----- Source records

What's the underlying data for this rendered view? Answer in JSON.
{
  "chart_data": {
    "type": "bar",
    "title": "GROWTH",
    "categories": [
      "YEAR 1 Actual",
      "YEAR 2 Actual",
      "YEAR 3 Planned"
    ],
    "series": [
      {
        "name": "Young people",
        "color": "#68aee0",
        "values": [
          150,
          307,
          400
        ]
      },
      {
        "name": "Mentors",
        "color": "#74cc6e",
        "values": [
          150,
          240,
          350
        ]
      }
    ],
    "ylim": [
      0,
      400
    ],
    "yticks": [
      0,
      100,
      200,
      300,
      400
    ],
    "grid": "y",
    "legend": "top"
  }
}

----------
----- Source records

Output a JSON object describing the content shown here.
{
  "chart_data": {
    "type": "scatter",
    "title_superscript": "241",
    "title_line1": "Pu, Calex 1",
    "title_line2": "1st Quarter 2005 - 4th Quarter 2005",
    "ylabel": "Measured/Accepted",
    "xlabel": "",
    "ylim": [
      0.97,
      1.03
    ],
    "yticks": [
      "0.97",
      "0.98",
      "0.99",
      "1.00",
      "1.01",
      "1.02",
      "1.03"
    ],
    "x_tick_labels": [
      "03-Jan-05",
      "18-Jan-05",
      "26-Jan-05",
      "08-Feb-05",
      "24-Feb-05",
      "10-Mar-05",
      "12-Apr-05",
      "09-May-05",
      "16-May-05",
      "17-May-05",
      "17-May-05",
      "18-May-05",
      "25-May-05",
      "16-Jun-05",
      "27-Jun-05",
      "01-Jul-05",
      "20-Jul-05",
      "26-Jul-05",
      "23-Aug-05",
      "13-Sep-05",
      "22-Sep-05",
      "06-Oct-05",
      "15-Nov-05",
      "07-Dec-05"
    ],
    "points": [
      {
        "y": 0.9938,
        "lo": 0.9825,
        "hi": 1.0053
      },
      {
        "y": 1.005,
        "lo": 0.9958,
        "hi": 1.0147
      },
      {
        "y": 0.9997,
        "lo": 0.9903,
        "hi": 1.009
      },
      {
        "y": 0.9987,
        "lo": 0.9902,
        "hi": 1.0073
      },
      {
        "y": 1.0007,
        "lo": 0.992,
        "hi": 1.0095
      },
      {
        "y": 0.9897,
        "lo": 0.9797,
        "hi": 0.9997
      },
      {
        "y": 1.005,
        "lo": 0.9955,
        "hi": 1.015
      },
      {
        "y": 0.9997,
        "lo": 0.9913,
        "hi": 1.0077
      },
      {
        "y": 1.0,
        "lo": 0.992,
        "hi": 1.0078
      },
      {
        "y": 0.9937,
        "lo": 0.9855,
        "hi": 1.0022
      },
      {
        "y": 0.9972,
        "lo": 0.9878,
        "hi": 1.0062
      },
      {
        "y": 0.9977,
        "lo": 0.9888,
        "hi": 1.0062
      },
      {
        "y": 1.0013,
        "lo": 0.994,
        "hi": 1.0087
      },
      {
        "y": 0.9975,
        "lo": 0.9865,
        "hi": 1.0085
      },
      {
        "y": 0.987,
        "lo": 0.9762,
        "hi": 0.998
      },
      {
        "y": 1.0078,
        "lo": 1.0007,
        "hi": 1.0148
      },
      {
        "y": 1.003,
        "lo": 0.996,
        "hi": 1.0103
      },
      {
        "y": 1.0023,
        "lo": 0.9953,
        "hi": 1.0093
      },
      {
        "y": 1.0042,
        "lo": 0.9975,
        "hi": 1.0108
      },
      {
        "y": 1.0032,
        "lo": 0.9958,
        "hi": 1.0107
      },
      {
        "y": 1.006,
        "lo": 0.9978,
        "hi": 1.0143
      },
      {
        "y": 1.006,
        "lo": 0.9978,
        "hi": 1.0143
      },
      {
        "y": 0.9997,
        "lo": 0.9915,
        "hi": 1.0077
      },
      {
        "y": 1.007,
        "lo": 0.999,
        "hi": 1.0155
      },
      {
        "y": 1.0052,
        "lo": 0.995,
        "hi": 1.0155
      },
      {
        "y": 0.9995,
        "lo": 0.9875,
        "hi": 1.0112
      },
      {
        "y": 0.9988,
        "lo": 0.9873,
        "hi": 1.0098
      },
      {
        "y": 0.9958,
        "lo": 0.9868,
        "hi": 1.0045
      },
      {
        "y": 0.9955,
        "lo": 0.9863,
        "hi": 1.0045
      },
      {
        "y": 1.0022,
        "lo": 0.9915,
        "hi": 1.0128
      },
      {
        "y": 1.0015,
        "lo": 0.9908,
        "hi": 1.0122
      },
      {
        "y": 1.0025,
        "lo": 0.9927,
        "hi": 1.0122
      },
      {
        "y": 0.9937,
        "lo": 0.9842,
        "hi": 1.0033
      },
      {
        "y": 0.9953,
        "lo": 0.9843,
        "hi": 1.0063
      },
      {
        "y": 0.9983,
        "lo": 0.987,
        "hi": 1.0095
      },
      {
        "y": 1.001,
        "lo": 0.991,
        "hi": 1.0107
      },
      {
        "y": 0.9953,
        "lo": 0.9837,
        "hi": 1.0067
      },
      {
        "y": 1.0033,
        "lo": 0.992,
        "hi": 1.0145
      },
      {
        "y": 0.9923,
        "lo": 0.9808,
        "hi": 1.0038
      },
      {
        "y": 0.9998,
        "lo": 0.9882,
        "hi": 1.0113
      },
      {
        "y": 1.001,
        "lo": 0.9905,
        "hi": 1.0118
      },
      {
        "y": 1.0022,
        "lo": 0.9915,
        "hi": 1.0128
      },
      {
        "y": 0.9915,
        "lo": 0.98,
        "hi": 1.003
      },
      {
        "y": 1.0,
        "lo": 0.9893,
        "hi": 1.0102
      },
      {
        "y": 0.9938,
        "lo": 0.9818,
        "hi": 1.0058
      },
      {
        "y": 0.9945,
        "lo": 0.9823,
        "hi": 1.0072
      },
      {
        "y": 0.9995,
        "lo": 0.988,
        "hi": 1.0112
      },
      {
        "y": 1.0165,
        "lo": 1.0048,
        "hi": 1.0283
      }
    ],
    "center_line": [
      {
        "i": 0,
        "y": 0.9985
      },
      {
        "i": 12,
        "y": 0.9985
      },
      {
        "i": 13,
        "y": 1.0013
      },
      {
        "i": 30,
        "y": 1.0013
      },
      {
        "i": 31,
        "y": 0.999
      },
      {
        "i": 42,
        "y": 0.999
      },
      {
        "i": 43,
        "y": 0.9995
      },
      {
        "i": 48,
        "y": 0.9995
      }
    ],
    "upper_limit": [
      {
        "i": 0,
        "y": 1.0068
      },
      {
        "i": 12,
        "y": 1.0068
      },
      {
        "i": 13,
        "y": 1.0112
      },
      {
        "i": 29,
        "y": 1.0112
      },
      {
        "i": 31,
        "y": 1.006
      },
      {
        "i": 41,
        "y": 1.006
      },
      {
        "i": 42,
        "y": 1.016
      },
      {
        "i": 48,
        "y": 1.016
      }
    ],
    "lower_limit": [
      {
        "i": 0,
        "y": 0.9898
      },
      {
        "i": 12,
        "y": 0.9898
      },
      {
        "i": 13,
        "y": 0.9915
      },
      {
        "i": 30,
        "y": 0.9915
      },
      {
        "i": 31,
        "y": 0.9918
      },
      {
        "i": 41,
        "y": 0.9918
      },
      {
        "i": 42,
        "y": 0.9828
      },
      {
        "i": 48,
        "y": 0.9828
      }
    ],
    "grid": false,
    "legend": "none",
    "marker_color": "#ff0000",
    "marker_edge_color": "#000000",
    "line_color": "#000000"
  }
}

----------

Short exercise :: Count the lines in the records above that contain the word "JSON", and reply with only that number.

Problem solution :: 2